Exercise prompt: All of the records below must be output exactly, with no pictures carried over.

══ Provided records ══

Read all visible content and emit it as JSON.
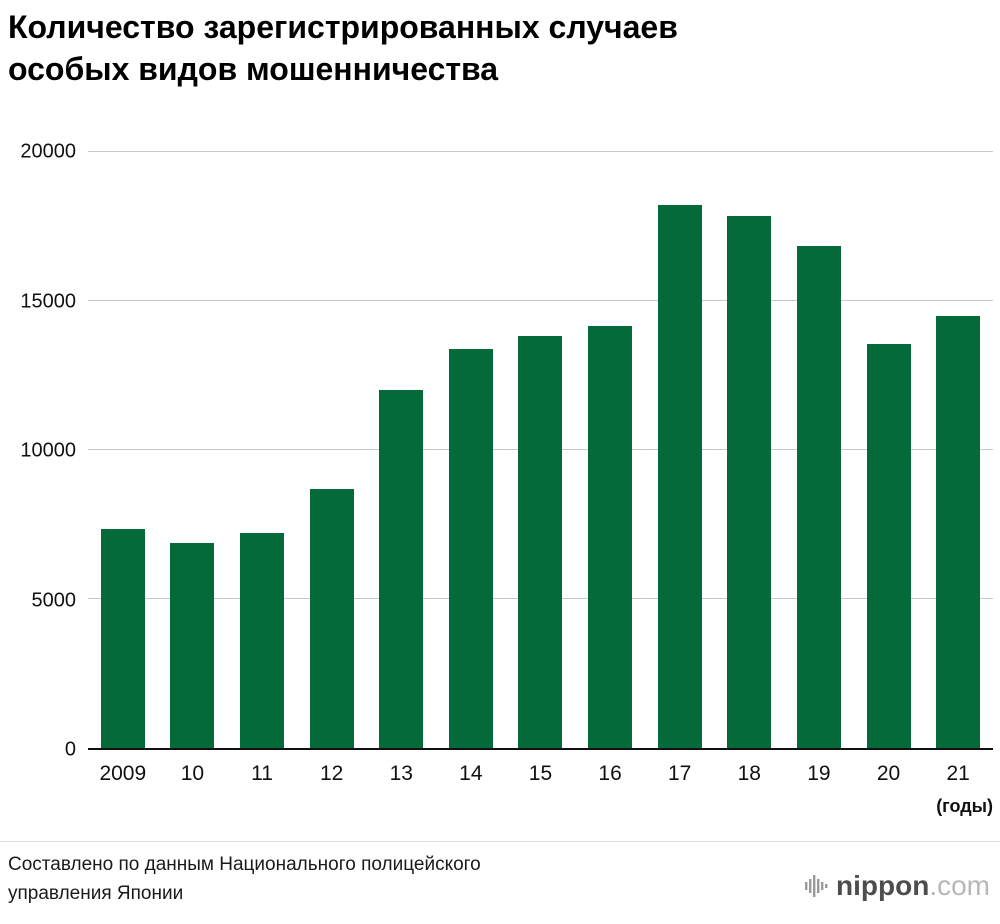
{
  "chart_data": {
    "type": "bar",
    "title": "Количество зарегистрированных случаев особых видов мошенничества",
    "title_lines": [
      "Количество зарегистрированных случаев",
      "особых видов мошенничества"
    ],
    "categories": [
      "2009",
      "10",
      "11",
      "12",
      "13",
      "14",
      "15",
      "16",
      "17",
      "18",
      "19",
      "20",
      "21"
    ],
    "values": [
      7340,
      6888,
      7216,
      8693,
      11998,
      13392,
      13828,
      14154,
      18212,
      17844,
      16851,
      13550,
      14498
    ],
    "xlabel": "(годы)",
    "ylabel": "",
    "ylim": [
      0,
      20000
    ],
    "yticks": [
      0,
      5000,
      10000,
      15000,
      20000
    ],
    "bar_color": "#056a3a",
    "grid": true,
    "legend": false
  },
  "footer": {
    "source_lines": [
      "Составлено по данным Национального полицейского",
      "управления Японии"
    ],
    "logo": {
      "icon": "soundwave-bars-icon",
      "name": "nippon",
      "suffix": ".com"
    }
  }
}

═══

Result of this task:
Read all visible content and emit it as JSON.
{
  "chart_data": {
    "type": "bar",
    "title": "Количество зарегистрированных случаев особых видов мошенничества",
    "title_lines": [
      "Количество зарегистрированных случаев",
      "особых видов мошенничества"
    ],
    "categories": [
      "2009",
      "10",
      "11",
      "12",
      "13",
      "14",
      "15",
      "16",
      "17",
      "18",
      "19",
      "20",
      "21"
    ],
    "values": [
      7340,
      6888,
      7216,
      8693,
      11998,
      13392,
      13828,
      14154,
      18212,
      17844,
      16851,
      13550,
      14498
    ],
    "xlabel": "(годы)",
    "ylabel": "",
    "ylim": [
      0,
      20000
    ],
    "yticks": [
      0,
      5000,
      10000,
      15000,
      20000
    ],
    "bar_color": "#056a3a",
    "grid": true,
    "legend": false
  },
  "footer": {
    "source_lines": [
      "Составлено по данным Национального полицейского",
      "управления Японии"
    ],
    "logo": {
      "icon": "soundwave-bars-icon",
      "name": "nippon",
      "suffix": ".com"
    }
  }
}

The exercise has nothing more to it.